* Description of the task: Go through the records line by line and work out how many lines hold the word "Cumulative". Answer with the number only.

-- begin --

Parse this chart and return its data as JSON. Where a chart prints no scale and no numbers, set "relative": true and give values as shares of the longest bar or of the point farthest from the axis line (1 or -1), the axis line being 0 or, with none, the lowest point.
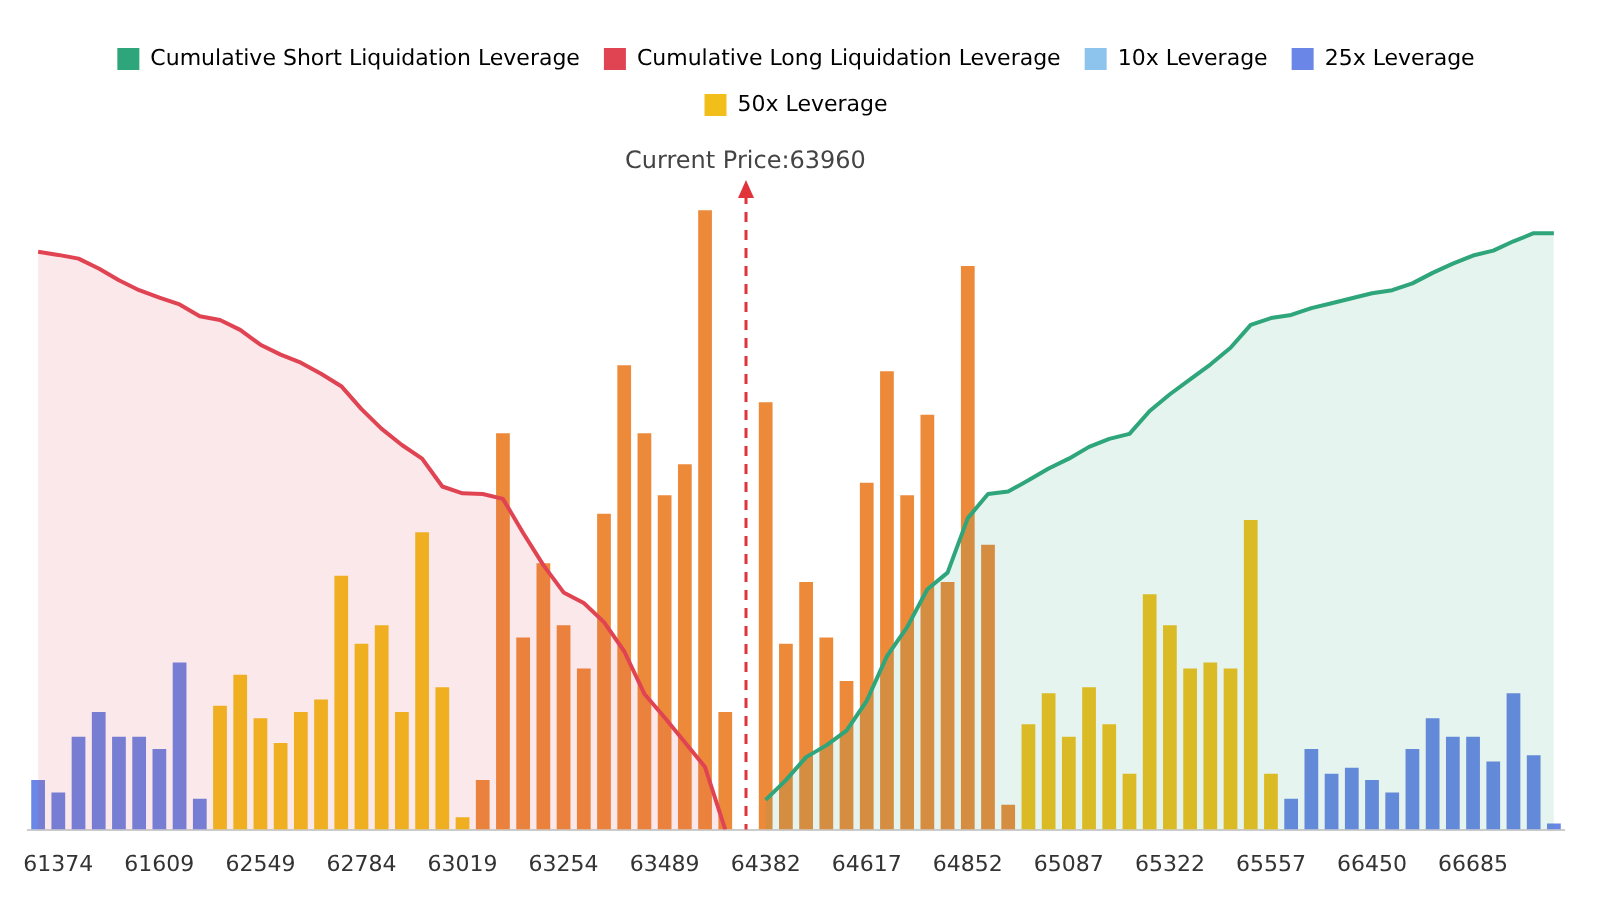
{
  "chart_data": {
    "type": "bar",
    "relative": true,
    "legend": "top",
    "categories": [
      null,
      "61374",
      null,
      null,
      null,
      null,
      "61609",
      null,
      null,
      null,
      null,
      "62549",
      null,
      null,
      null,
      null,
      "62784",
      null,
      null,
      null,
      null,
      "63019",
      null,
      null,
      null,
      null,
      "63254",
      null,
      null,
      null,
      null,
      "63489",
      null,
      null,
      null,
      null,
      "64382",
      null,
      null,
      null,
      null,
      "64617",
      null,
      null,
      null,
      null,
      "64852",
      null,
      null,
      null,
      null,
      "65087",
      null,
      null,
      null,
      null,
      "65322",
      null,
      null,
      null,
      null,
      "65557",
      null,
      null,
      null,
      null,
      "66450",
      null,
      null,
      null,
      null,
      "66685",
      null,
      null,
      null,
      null
    ],
    "series": [
      {
        "name": "Cumulative Short Liquidation Leverage",
        "type": "area",
        "color": "#2ea57a",
        "values": [
          null,
          null,
          null,
          null,
          null,
          null,
          null,
          null,
          null,
          null,
          null,
          null,
          null,
          null,
          null,
          null,
          null,
          null,
          null,
          null,
          null,
          null,
          null,
          null,
          null,
          null,
          null,
          null,
          null,
          null,
          null,
          null,
          null,
          null,
          null,
          null,
          0.048,
          0.08,
          0.117,
          0.136,
          0.16,
          0.208,
          0.28,
          0.327,
          0.388,
          0.415,
          0.503,
          0.542,
          0.546,
          0.564,
          0.583,
          0.599,
          0.618,
          0.631,
          0.639,
          0.676,
          0.703,
          0.727,
          0.751,
          0.778,
          0.815,
          0.826,
          0.831,
          0.842,
          0.85,
          0.858,
          0.866,
          0.871,
          0.882,
          0.899,
          0.914,
          0.927,
          0.935,
          0.95,
          0.963,
          0.963
        ]
      },
      {
        "name": "Cumulative Long Liquidation Leverage",
        "type": "area",
        "color": "#e04452",
        "values": [
          0.933,
          0.928,
          0.922,
          0.906,
          0.887,
          0.871,
          0.859,
          0.848,
          0.829,
          0.823,
          0.807,
          0.783,
          0.767,
          0.754,
          0.736,
          0.716,
          0.679,
          0.647,
          0.621,
          0.599,
          0.554,
          0.543,
          0.542,
          0.534,
          0.479,
          0.427,
          0.383,
          0.366,
          0.335,
          0.288,
          0.219,
          0.181,
          0.141,
          0.101,
          0,
          null,
          null,
          null,
          null,
          null,
          null,
          null,
          null,
          null,
          null,
          null,
          null,
          null,
          null,
          null,
          null,
          null,
          null,
          null,
          null,
          null,
          null,
          null,
          null,
          null,
          null,
          null,
          null,
          null,
          null,
          null,
          null,
          null,
          null,
          null,
          null,
          null,
          null,
          null,
          null,
          null
        ]
      },
      {
        "name": "10x Leverage",
        "color": "#8cc4ee",
        "values": [
          null,
          null,
          null,
          null,
          null,
          null,
          null,
          null,
          null,
          null,
          null,
          null,
          null,
          null,
          null,
          null,
          null,
          null,
          null,
          null,
          null,
          null,
          null,
          null,
          null,
          null,
          null,
          null,
          null,
          null,
          null,
          null,
          null,
          null,
          null,
          null,
          null,
          null,
          null,
          null,
          null,
          null,
          null,
          null,
          null,
          null,
          null,
          null,
          null,
          null,
          null,
          null,
          null,
          null,
          null,
          null,
          null,
          null,
          null,
          null,
          null,
          null,
          null,
          null,
          null,
          null,
          null,
          null,
          null,
          null,
          null,
          null,
          null,
          null,
          null,
          null
        ]
      },
      {
        "name": "25x Leverage",
        "color": "#6a86e6",
        "values": [
          0.08,
          0.06,
          0.15,
          0.19,
          0.15,
          0.15,
          0.13,
          0.27,
          0.05,
          null,
          null,
          null,
          null,
          null,
          null,
          null,
          null,
          null,
          null,
          null,
          null,
          null,
          null,
          null,
          null,
          null,
          null,
          null,
          null,
          null,
          null,
          null,
          null,
          null,
          null,
          null,
          null,
          null,
          null,
          null,
          null,
          null,
          null,
          null,
          null,
          null,
          null,
          null,
          null,
          null,
          null,
          null,
          null,
          null,
          null,
          null,
          null,
          null,
          null,
          null,
          null,
          null,
          0.05,
          0.13,
          0.09,
          0.1,
          0.08,
          0.06,
          0.13,
          0.18,
          0.15,
          0.15,
          0.11,
          0.22,
          0.12,
          0.01
        ]
      },
      {
        "name": "50x Leverage",
        "color": "#f2bf1a",
        "values": [
          null,
          null,
          null,
          null,
          null,
          null,
          null,
          null,
          null,
          0.2,
          0.25,
          0.18,
          0.14,
          0.19,
          0.21,
          0.41,
          0.3,
          0.33,
          0.19,
          0.48,
          0.23,
          0.02,
          null,
          null,
          null,
          null,
          null,
          null,
          null,
          null,
          null,
          null,
          null,
          null,
          null,
          null,
          null,
          null,
          null,
          null,
          null,
          null,
          null,
          null,
          null,
          null,
          null,
          null,
          null,
          0.17,
          0.22,
          0.15,
          0.23,
          0.17,
          0.09,
          0.38,
          0.33,
          0.26,
          0.27,
          0.26,
          0.5,
          0.09,
          null,
          null,
          null,
          null,
          null,
          null,
          null,
          null,
          null,
          null,
          null,
          null,
          null,
          null
        ]
      },
      {
        "color": "#ec8a3a",
        "values": [
          null,
          null,
          null,
          null,
          null,
          null,
          null,
          null,
          null,
          null,
          null,
          null,
          null,
          null,
          null,
          null,
          null,
          null,
          null,
          null,
          null,
          null,
          0.08,
          0.64,
          0.31,
          0.43,
          0.33,
          0.26,
          0.51,
          0.75,
          0.64,
          0.54,
          0.59,
          1,
          0.19,
          null,
          0.69,
          0.3,
          0.4,
          0.31,
          0.24,
          0.56,
          0.74,
          0.54,
          0.67,
          0.4,
          0.91,
          0.46,
          0.04,
          null,
          null,
          null,
          null,
          null,
          null,
          null,
          null,
          null,
          null,
          null,
          null,
          null,
          null,
          null,
          null,
          null,
          null,
          null,
          null,
          null,
          null,
          null,
          null,
          null,
          null,
          null
        ]
      }
    ],
    "annotations": [
      "Current Price:63960"
    ]
  }
}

-- end --

* Result below: 2